- Task set:
1. Copy the article on Android and China word for word, from "That could be" to "will follow them.".
2. In the article on Android and China, which nationalities of device makers would be left as the only users of Android if Chinese manufacturers moved away from Google?

===== Study text =====

They also did not have to come from the same firm that made the device or the OS, which led to the explosion in the number of developers. So the environment became loosely coupled when the service and the OS were separated. Hence, apps. And, of course, we needed a place to find, download and update them and this was the App Store.

This radical change almost instantaneously killed the Nokia/BlackBerry duopoly due to the fact that hundreds of millions of phones are sold a year and new innovations are adopted very fast. A new Apple-based ecosystem was rising to ascendency.

With Apple fast rising, Google was hugely threatened and rushed to create a viable competitor. Using the Linux open source kernel, the Linux community and the association of handset manufacturers, Google launched the free Android operating system that loosened up the coupling even more, as now an OS was separated from the device.

Android could run on any device and a second ecosystem was formed to counter Apple's. Google effectively coalesced support for the Android ecosystem to compete with Apple's hegemony about 10 years ago.

It might now be setting itself up to get a taste of its own medicine.

There was never a reason to build a competing platform to Android or the Play Store since the fee to access Android was low and each device owner could customise it a bit. Also, the Play Store fees were lower than Apple's. This led to all devices being the same with little differentiation as they all had the same OS, app store and apps. But the cost to differentiate on OS was extremely high. Microsoft tried and gave up, illustrating it's not easy. But not impossible.

The first break was the launch of KAiOS in India on the Reliance JIO phone. The OS does not use apps but HTML5 rich browser services that simulate apps. So, phones are a tenth of the price. Africa is following fast with similar service combinations being launched here, with MTN being first.

The big apps like Facebook and Twitter immediately adapted to this and launched compatible "apps" and hundreds of millions of users migrated to a non-Android service in two years.

Now, Google halts updates to a single device manufacturer. And introduces a licensing model for export of US tech to foreign players. A licence that can be denied for political reasons. Licence or no licence, no player wants to have their strategy dictated by whoever is in the White House.

But this is no longer about Huawei. It's about China, which manufactures the bulk of phones in the world. The dominance of China in cellphone production is not well understood. Almost 90% of phones by volume are made there. The Chinese government is remarkably farsighted and strategic in its planning.

This kind of action would be a Red Flag moment. Pardon the pun, but there is no way this would not be treated as an existential threat to the entire industry. Actions have to be and will be taken.

It's not inconceivable that all Chinese manufacturers like Techno and ZTE also move from Google. And that this is instructed by the Chinese government. Investments of billions will be made, as was done for Red Flag Linux, which is the norm for PCs in China. This uses the same Linux community on a different branch.

That could be catastrophic for Google and would leave South Korean, Taiwanese and Japanese device players as the only users of Android. There will be a rapid decline in the economies of scale on Android.

Most of us don't care about the OS. We care about the store. And services. And the app developers will follow the users and the device players. So the apps will be adapted fast to the new OS and be adopted fast by users to whom this change will be invisible. And if the Chinese players change, well, we will follow them.

Remember, we are now selling billions of phones a year. So this change will happen fast. This would leave only American consumers on Android, which is not sustainable. This leaves the servicing and migration of existing users as the only issue. But given device replacement cycles, this too is not insurmountable.

A classic example of extreme strategic short sightedness and blowing up your own industry. There is no coming back from this. Welcome to a world of Chinese devices, with Chinese OS, Chinese app stores and global apps. The soon to be new normal.

===== Extracted data =====

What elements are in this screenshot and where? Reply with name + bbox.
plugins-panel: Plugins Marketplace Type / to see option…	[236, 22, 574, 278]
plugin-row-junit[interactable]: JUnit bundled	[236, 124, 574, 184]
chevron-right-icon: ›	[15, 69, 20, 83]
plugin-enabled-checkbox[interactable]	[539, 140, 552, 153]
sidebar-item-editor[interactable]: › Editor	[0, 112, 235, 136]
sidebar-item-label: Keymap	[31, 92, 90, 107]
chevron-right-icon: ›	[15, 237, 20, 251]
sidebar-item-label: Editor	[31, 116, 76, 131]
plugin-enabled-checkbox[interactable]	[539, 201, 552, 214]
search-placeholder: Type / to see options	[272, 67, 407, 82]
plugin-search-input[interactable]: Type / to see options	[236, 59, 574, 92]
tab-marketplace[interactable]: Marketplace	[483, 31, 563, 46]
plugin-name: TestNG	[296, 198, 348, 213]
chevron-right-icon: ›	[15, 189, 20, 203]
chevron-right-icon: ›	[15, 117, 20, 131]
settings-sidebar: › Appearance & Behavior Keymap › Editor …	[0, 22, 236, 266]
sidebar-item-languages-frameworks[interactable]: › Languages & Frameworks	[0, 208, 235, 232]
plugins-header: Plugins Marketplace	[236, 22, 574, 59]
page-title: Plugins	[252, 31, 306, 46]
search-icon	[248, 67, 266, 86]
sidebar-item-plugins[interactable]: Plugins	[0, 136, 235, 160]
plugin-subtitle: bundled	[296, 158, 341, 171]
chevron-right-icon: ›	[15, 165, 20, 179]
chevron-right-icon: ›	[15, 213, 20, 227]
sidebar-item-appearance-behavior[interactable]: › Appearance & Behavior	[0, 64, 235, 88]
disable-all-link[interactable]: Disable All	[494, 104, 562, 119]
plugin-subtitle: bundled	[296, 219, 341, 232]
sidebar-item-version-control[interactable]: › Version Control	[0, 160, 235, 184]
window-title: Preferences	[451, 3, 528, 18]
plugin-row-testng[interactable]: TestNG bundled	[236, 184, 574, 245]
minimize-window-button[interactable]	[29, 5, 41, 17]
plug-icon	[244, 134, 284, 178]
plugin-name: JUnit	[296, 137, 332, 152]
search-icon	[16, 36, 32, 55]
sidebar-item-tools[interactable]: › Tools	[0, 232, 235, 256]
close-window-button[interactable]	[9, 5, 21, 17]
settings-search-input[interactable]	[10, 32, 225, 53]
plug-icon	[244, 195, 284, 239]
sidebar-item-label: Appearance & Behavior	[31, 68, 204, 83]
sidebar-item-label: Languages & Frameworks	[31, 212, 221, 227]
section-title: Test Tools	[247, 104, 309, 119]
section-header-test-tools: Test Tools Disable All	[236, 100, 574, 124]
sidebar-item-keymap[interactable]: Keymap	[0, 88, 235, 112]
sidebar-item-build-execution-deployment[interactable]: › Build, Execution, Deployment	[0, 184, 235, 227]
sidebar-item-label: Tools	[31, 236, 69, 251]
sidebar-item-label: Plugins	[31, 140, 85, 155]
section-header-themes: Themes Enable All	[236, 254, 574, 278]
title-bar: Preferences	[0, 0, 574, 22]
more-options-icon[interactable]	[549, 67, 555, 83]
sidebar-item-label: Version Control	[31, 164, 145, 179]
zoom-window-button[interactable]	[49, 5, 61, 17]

=====

- Results in order:
1.
That could be catastrophic for Google and would leave South Korean, Taiwanese and Japanese device players as the only users of Android. There will be a rapid decline in the economies of scale on Android.

Most of us don't care about the OS. We care about the store. And services. And the app developers will follow the users and the device players. So the apps will be adapted fast to the new OS and be adopted fast by users to whom this change will be invisible. And if the Chinese players change, well, we will follow them.

2. South Korean, Taiwanese and Japanese